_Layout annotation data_
━━━━━━

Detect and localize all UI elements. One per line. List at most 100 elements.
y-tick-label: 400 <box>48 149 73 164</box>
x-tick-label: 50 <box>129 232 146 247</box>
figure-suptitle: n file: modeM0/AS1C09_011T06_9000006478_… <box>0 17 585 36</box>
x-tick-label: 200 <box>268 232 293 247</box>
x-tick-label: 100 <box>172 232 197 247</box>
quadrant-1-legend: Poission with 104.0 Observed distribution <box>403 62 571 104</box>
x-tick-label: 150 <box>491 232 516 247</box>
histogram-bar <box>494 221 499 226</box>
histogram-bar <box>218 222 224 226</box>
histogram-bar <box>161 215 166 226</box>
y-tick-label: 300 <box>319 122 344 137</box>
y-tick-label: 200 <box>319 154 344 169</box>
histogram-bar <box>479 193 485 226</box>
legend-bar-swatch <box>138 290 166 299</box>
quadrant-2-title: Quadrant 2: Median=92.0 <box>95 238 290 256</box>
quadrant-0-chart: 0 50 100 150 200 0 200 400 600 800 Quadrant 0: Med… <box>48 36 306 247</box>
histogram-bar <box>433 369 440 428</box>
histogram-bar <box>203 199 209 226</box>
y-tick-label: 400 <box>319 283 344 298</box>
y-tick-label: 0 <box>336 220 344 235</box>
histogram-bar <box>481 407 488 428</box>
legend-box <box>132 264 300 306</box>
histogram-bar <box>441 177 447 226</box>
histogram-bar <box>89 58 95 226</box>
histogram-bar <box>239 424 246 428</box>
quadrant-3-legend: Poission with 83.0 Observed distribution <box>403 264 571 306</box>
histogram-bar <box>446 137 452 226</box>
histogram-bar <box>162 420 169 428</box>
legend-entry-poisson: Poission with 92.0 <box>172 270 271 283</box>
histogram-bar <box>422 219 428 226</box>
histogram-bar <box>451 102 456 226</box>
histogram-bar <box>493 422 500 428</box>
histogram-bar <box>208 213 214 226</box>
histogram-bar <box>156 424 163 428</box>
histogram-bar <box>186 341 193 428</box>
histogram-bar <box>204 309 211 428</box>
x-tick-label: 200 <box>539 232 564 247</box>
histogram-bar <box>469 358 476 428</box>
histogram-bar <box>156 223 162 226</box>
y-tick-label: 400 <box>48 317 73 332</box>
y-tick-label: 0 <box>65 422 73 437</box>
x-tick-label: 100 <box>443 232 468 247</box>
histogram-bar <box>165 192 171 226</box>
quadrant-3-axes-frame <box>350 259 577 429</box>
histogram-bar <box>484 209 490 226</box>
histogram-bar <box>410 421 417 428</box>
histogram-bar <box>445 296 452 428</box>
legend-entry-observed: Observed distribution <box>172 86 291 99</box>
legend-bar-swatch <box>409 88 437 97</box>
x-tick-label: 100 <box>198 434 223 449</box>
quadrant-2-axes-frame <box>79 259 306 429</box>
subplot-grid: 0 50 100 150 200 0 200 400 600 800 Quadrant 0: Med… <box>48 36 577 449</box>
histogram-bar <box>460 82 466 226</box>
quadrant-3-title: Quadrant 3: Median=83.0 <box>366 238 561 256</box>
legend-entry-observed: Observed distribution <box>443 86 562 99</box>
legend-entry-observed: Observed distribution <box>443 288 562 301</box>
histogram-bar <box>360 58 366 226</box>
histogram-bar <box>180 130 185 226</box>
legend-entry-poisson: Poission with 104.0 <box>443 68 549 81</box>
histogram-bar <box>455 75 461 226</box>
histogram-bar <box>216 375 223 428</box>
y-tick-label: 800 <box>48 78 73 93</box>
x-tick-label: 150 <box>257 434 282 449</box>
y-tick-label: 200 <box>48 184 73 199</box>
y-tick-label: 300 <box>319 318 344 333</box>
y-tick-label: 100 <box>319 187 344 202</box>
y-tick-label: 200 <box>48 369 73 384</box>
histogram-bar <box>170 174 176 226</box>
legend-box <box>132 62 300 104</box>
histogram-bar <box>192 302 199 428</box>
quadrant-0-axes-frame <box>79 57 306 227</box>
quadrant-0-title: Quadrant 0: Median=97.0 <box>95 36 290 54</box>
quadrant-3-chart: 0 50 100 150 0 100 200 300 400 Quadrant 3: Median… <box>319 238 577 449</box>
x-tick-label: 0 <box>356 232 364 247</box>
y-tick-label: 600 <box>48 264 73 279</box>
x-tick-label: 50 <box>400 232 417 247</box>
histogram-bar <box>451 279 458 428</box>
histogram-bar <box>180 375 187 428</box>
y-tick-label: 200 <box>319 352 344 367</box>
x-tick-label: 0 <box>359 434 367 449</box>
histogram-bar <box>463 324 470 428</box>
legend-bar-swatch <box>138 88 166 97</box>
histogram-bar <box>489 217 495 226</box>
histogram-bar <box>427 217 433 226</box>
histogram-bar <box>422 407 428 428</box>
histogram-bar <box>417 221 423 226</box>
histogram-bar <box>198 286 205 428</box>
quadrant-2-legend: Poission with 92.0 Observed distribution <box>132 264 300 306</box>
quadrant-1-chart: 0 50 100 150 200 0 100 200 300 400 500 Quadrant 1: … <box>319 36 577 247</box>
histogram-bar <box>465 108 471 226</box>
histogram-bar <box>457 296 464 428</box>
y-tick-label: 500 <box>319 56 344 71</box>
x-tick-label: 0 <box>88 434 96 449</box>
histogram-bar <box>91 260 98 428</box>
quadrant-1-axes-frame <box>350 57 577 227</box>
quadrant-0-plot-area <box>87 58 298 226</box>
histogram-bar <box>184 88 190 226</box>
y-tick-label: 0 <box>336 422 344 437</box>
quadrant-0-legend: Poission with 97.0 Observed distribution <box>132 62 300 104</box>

━━━━━━

Go through the records above and copy out every line that contains the string "entry".

legend-entry-poisson: Poission with 92.0 <box>172 270 271 283</box>
legend-entry-observed: Observed distribution <box>172 86 291 99</box>
legend-entry-observed: Observed distribution <box>443 86 562 99</box>
legend-entry-observed: Observed distribution <box>443 288 562 301</box>
legend-entry-poisson: Poission with 104.0 <box>443 68 549 81</box>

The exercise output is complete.